### Exercise goal:
Write out exactly the lines below that run from the line containing "Transcribe this image's" through the last line of the records.
▶
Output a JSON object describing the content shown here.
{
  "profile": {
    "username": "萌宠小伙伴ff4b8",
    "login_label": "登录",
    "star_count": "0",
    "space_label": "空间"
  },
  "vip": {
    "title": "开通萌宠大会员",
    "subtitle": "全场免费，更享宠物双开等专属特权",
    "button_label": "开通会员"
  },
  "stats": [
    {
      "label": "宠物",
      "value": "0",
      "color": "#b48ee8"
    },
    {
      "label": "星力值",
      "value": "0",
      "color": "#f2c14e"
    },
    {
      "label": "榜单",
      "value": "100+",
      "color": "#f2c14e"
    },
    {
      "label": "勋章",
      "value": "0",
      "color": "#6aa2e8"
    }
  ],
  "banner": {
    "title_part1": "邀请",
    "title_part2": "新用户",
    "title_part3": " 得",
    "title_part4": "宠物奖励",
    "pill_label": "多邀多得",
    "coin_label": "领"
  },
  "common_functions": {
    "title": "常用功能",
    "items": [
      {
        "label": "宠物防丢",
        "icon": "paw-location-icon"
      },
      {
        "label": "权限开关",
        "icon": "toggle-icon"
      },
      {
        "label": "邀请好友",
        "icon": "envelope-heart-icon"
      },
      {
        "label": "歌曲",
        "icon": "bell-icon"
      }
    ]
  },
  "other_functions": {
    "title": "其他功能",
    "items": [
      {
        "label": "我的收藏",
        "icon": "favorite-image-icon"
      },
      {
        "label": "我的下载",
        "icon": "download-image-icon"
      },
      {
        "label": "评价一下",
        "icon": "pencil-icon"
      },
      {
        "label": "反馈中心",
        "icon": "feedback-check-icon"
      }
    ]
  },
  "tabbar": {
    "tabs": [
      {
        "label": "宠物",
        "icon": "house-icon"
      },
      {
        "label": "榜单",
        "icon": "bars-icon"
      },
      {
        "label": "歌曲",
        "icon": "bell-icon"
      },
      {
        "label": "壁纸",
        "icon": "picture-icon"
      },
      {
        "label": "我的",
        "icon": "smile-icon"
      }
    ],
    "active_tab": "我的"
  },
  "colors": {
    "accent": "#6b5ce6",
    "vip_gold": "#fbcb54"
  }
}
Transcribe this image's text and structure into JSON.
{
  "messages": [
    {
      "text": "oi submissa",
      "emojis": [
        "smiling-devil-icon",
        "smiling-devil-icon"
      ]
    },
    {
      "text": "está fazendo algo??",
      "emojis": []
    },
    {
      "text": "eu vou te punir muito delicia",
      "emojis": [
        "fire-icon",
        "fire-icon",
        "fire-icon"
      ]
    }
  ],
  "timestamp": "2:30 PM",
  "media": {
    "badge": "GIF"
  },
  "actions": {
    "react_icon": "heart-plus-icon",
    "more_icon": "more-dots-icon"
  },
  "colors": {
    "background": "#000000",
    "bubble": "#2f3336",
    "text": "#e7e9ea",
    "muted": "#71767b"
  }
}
◀
### Solution to this problem:
Transcribe this image's text and structure into JSON.
{
  "messages": [
    {
      "text": "oi submissa",
      "emojis": [
        "smiling-devil-icon",
        "smiling-devil-icon"
      ]
    },
    {
      "text": "está fazendo algo??",
      "emojis": []
    },
    {
      "text": "eu vou te punir muito delicia",
      "emojis": [
        "fire-icon",
        "fire-icon",
        "fire-icon"
      ]
    }
  ],
  "timestamp": "2:30 PM",
  "media": {
    "badge": "GIF"
  },
  "actions": {
    "react_icon": "heart-plus-icon",
    "more_icon": "more-dots-icon"
  },
  "colors": {
    "background": "#000000",
    "bubble": "#2f3336",
    "text": "#e7e9ea",
    "muted": "#71767b"
  }
}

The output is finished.